- What you have to do
Provide only the number of lines in the listing that contain the string "Regional".

[Chart and figure data]
■ ■ ■ ■ ■

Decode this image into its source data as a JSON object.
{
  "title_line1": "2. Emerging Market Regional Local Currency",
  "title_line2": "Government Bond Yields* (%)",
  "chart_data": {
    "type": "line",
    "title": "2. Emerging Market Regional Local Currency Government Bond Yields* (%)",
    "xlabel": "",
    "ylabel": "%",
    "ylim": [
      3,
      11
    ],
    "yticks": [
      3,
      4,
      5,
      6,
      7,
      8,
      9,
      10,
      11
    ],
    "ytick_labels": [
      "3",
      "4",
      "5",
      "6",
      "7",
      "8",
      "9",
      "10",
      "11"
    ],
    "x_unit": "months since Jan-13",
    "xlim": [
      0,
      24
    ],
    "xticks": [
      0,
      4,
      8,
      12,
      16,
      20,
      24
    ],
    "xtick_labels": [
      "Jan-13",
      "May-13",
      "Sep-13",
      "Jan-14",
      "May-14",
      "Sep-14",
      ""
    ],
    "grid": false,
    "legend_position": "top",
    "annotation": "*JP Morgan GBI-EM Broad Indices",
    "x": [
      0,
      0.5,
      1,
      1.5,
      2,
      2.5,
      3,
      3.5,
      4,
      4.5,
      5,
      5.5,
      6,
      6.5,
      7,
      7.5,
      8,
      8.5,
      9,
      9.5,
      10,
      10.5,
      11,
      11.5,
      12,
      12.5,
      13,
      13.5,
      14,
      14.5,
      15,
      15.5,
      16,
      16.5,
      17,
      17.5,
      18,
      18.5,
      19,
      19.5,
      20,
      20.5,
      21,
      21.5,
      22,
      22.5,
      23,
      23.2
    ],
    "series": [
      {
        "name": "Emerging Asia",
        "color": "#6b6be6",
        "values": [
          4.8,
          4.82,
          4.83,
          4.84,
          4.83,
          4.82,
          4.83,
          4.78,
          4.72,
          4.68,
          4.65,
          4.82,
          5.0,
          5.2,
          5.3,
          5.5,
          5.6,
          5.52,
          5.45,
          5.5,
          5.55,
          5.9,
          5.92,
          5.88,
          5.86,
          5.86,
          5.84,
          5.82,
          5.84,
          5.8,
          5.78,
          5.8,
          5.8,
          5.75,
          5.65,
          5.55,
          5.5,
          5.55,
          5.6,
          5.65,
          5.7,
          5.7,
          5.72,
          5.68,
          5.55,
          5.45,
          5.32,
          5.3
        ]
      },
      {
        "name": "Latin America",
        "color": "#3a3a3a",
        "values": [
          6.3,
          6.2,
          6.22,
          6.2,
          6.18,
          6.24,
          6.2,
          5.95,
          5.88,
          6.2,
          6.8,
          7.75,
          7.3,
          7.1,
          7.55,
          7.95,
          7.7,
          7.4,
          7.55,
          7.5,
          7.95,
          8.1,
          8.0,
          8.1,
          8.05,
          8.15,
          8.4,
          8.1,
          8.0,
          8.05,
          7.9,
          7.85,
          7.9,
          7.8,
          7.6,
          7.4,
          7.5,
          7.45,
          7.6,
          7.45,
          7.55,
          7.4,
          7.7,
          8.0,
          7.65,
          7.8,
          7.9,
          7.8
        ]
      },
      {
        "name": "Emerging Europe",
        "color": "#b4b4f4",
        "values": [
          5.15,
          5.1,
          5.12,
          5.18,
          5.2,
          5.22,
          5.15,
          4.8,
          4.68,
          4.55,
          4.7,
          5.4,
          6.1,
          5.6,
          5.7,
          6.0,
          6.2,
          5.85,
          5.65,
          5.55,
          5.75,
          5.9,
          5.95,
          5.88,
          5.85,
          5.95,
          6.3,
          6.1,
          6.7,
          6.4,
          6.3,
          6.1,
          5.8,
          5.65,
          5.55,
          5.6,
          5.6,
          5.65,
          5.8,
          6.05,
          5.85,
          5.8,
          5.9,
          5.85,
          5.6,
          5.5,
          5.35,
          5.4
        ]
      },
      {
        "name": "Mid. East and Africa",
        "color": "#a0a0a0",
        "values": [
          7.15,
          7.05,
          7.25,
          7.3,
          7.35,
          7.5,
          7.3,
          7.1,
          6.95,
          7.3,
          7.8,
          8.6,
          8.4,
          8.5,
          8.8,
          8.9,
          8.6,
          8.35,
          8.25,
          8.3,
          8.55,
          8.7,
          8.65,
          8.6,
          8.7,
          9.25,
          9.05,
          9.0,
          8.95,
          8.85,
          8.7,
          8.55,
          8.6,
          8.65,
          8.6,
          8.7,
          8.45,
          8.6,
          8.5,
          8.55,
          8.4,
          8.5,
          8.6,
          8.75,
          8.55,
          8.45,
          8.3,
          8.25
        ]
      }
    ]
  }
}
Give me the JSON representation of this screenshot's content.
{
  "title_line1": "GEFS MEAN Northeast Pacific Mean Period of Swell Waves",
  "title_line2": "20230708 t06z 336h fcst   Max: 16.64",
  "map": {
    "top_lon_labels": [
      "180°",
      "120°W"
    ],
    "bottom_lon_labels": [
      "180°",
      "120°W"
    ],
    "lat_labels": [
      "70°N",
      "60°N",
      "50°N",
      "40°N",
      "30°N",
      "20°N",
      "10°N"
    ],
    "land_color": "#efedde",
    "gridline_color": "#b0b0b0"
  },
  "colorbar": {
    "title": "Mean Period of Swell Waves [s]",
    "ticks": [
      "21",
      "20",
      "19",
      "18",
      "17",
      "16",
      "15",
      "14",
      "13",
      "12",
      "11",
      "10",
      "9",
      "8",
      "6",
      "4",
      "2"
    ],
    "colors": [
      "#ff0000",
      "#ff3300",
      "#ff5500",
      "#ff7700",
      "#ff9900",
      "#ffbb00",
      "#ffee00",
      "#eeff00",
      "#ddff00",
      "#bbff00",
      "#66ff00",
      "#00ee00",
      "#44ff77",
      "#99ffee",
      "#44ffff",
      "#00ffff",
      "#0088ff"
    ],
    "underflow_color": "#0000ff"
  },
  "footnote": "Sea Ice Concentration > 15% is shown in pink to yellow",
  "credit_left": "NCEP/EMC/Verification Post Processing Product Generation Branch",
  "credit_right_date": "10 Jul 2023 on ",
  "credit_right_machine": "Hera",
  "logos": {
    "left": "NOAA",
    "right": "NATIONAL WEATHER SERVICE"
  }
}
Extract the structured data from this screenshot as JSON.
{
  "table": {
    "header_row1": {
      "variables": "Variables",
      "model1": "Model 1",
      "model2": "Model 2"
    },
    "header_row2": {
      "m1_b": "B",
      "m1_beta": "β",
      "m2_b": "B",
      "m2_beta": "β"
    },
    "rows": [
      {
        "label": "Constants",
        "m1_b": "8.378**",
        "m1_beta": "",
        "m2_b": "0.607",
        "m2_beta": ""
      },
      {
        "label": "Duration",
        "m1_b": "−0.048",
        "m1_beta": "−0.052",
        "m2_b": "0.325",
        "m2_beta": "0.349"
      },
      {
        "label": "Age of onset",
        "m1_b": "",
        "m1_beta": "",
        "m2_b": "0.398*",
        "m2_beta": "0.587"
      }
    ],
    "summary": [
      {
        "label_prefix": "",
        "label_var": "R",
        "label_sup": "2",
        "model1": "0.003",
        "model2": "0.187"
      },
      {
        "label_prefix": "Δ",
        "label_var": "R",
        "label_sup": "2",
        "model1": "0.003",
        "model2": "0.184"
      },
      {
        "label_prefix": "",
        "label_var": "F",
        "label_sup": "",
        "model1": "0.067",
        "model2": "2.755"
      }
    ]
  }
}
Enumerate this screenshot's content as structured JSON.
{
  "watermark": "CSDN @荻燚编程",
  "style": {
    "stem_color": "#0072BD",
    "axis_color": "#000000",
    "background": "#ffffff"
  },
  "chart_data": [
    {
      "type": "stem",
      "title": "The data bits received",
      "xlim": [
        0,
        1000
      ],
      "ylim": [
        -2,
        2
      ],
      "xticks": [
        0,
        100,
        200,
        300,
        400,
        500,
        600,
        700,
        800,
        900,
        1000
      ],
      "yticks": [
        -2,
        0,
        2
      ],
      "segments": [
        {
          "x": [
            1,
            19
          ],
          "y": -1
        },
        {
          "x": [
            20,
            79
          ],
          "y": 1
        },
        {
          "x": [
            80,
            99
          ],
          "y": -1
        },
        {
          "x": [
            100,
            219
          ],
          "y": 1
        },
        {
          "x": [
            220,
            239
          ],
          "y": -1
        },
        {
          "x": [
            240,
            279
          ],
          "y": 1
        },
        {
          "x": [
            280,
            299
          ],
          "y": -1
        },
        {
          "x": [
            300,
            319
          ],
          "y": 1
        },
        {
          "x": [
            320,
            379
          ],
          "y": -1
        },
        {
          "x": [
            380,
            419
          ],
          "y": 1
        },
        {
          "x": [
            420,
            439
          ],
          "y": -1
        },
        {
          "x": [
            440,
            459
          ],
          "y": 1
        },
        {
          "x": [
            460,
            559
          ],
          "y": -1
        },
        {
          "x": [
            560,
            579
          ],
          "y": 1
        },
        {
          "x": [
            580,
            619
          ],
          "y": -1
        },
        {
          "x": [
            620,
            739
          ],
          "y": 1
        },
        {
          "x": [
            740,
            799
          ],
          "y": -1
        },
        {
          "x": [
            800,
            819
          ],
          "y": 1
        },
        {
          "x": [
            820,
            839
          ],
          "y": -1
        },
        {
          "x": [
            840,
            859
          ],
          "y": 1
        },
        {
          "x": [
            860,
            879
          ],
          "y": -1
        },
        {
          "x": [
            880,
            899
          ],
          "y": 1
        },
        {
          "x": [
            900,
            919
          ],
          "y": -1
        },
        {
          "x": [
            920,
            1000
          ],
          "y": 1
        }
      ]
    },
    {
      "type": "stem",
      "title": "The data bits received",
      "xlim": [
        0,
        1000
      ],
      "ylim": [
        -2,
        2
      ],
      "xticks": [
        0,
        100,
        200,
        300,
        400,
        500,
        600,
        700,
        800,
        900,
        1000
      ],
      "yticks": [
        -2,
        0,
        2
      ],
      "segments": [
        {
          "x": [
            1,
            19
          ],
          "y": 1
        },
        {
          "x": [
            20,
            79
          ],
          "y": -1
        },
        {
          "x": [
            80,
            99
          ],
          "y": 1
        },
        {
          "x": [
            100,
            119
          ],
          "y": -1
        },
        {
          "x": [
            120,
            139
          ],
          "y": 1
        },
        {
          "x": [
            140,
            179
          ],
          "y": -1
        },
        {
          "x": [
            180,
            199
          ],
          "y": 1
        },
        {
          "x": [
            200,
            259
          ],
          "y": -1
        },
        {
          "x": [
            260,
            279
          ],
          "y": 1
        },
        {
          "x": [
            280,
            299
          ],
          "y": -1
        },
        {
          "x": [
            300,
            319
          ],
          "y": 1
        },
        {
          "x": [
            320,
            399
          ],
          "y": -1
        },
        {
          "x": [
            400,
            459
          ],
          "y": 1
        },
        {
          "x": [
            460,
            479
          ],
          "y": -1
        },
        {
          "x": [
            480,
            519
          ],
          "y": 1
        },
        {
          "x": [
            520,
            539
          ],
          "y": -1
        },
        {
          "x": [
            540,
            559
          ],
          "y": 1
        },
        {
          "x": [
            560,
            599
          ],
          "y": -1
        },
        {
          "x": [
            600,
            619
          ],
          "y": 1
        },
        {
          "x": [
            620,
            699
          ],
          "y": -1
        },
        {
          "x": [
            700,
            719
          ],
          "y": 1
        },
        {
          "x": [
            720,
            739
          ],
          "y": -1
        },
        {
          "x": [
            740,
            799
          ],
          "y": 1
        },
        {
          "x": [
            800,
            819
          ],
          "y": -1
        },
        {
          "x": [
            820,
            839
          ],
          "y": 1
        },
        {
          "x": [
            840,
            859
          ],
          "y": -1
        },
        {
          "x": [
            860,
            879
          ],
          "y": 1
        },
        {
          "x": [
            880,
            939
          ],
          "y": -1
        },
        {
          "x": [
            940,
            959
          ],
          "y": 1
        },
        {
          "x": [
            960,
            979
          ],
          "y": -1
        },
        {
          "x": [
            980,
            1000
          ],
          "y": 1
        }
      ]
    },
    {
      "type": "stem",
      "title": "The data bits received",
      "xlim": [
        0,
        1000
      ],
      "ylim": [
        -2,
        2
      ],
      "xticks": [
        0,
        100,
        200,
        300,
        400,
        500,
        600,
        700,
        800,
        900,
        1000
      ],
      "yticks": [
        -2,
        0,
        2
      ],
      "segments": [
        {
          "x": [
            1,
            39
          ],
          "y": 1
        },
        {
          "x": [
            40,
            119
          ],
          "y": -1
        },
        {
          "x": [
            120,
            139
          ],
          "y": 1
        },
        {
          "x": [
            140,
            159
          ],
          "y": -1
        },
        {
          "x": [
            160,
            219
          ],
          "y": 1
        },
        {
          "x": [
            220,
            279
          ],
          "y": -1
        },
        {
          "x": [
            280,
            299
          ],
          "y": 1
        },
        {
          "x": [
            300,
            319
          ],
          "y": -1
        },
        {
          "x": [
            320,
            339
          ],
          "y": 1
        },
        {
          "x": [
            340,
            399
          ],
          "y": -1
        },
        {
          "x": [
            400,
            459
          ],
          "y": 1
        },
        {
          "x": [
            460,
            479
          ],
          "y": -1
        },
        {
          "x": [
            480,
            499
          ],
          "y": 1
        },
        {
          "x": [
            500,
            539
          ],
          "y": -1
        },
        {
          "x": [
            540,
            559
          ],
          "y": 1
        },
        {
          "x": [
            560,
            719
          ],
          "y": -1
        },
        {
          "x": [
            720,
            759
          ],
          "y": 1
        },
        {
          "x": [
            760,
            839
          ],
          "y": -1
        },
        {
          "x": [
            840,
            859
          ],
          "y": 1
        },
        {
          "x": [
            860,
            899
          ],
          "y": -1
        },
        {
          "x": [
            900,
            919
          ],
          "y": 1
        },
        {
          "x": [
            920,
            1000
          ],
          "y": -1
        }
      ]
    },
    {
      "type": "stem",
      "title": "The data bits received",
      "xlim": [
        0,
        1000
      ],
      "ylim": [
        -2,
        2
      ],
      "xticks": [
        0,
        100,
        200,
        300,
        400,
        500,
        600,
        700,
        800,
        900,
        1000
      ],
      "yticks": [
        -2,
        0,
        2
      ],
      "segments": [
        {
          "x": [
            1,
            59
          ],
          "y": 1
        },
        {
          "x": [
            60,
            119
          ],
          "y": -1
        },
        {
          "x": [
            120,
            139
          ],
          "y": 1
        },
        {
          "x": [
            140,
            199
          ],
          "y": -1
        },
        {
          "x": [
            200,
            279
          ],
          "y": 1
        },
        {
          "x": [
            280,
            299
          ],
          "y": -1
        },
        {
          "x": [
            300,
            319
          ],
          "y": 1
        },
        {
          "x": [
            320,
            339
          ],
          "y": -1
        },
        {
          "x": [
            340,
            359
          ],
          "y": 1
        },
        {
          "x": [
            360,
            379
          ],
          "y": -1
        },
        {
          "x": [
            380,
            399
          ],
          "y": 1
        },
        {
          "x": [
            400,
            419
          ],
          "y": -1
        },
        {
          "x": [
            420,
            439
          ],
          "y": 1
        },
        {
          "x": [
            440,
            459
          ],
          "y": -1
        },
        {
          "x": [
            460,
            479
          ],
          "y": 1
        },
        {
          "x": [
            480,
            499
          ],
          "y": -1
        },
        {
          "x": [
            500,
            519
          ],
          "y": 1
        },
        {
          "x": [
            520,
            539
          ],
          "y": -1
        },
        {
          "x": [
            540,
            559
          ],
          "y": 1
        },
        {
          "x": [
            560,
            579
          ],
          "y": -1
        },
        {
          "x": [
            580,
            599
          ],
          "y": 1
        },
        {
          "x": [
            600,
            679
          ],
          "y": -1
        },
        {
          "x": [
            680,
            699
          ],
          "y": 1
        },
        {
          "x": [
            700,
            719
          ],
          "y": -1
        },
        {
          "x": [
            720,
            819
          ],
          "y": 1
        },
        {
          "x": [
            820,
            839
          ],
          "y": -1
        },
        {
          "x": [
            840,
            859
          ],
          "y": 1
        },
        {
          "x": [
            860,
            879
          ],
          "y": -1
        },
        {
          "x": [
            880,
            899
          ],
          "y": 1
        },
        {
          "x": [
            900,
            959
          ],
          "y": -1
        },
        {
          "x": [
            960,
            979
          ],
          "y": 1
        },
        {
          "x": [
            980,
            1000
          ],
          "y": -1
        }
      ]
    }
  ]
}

■ ■ ■ ■ ■

- Solution for this exercise
2